Extracted records
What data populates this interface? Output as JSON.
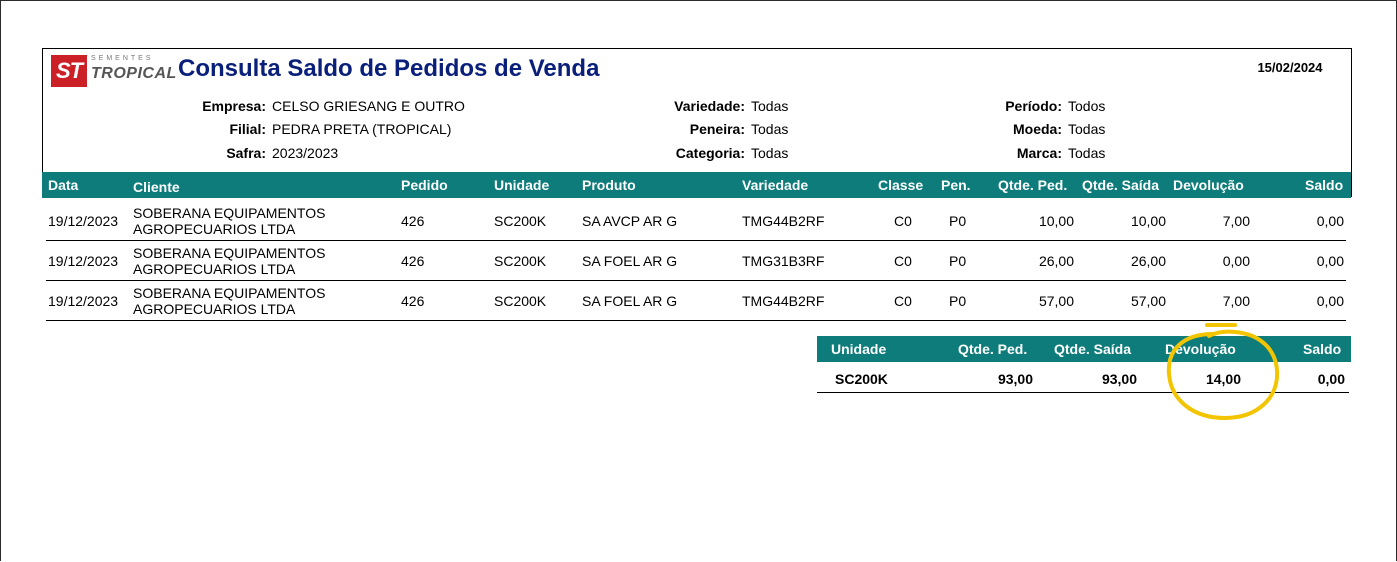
{
  "header": {
    "logo_small": "SEMENTES",
    "logo_text": "TROPICAL",
    "logo_badge": "ST",
    "title": "Consulta Saldo de Pedidos de Venda",
    "date": "15/02/2024"
  },
  "filters": {
    "empresa_label": "Empresa:",
    "empresa": "CELSO GRIESANG E OUTRO",
    "filial_label": "Filial:",
    "filial": "PEDRA PRETA (TROPICAL)",
    "safra_label": "Safra:",
    "safra": "2023/2023",
    "variedade_label": "Variedade:",
    "variedade": "Todas",
    "peneira_label": "Peneira:",
    "peneira": "Todas",
    "categoria_label": "Categoria:",
    "categoria": "Todas",
    "periodo_label": "Período:",
    "periodo": "Todos",
    "moeda_label": "Moeda:",
    "moeda": "Todas",
    "marca_label": "Marca:",
    "marca": "Todas"
  },
  "table": {
    "columns": [
      "Data",
      "Cliente",
      "Pedido",
      "Unidade",
      "Produto",
      "Variedade",
      "Classe",
      "Pen.",
      "Qtde. Ped.",
      "Qtde. Saída",
      "Devolução",
      "Saldo"
    ],
    "rows": [
      {
        "data": "19/12/2023",
        "cliente1": "SOBERANA EQUIPAMENTOS",
        "cliente2": "AGROPECUARIOS LTDA",
        "pedido": "426",
        "unidade": "SC200K",
        "produto": "SA AVCP AR G",
        "variedade": "TMG44B2RF",
        "classe": "C0",
        "pen": "P0",
        "qtde_ped": "10,00",
        "qtde_saida": "10,00",
        "devolucao": "7,00",
        "saldo": "0,00"
      },
      {
        "data": "19/12/2023",
        "cliente1": "SOBERANA EQUIPAMENTOS",
        "cliente2": "AGROPECUARIOS LTDA",
        "pedido": "426",
        "unidade": "SC200K",
        "produto": "SA FOEL AR G",
        "variedade": "TMG31B3RF",
        "classe": "C0",
        "pen": "P0",
        "qtde_ped": "26,00",
        "qtde_saida": "26,00",
        "devolucao": "0,00",
        "saldo": "0,00"
      },
      {
        "data": "19/12/2023",
        "cliente1": "SOBERANA EQUIPAMENTOS",
        "cliente2": "AGROPECUARIOS LTDA",
        "pedido": "426",
        "unidade": "SC200K",
        "produto": "SA FOEL AR G",
        "variedade": "TMG44B2RF",
        "classe": "C0",
        "pen": "P0",
        "qtde_ped": "57,00",
        "qtde_saida": "57,00",
        "devolucao": "7,00",
        "saldo": "0,00"
      }
    ]
  },
  "summary": {
    "columns": [
      "Unidade",
      "Qtde. Ped.",
      "Qtde. Saída",
      "Devolução",
      "Saldo"
    ],
    "row": {
      "unidade": "SC200K",
      "qtde_ped": "93,00",
      "qtde_saida": "93,00",
      "devolucao": "14,00",
      "saldo": "0,00"
    }
  },
  "colors": {
    "header_bg": "#0e7c7b",
    "title": "#0a1f7a",
    "highlight": "#f2c500"
  }
}
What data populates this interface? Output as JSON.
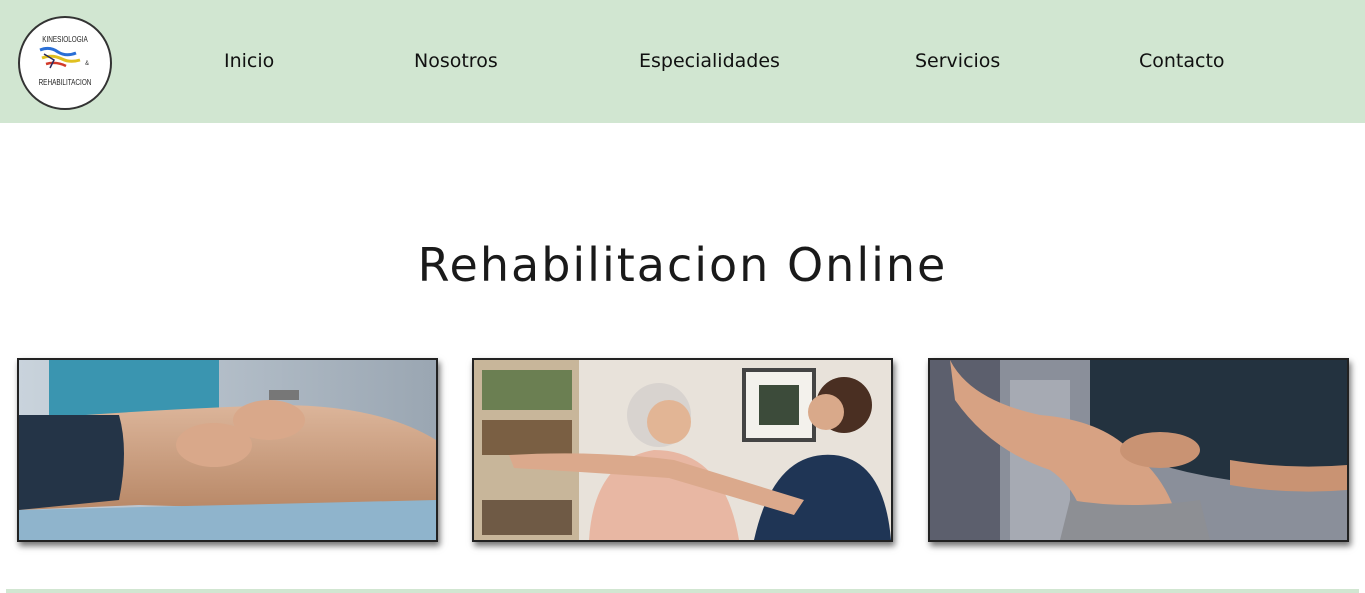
{
  "logo": {
    "top_text": "KINESIOLOGIA",
    "amp": "&",
    "bottom_text": "REHABILITACION"
  },
  "nav": {
    "items": [
      {
        "label": "Inicio"
      },
      {
        "label": "Nosotros"
      },
      {
        "label": "Especialidades"
      },
      {
        "label": "Servicios"
      },
      {
        "label": "Contacto"
      }
    ]
  },
  "main": {
    "title": "Rehabilitacion Online"
  },
  "colors": {
    "header_bg": "#d1e6d1",
    "footer_line": "#d1e6d1",
    "text": "#111111"
  }
}
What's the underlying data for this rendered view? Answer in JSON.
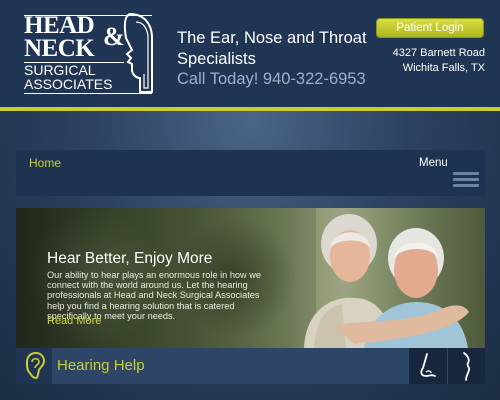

Task prompt
Review the preceding data and report every line that includes the string "TROPICAL".

Response
    "logo_text": "TROPICAL",
    "filial": "PEDRA PRETA (TROPICAL)",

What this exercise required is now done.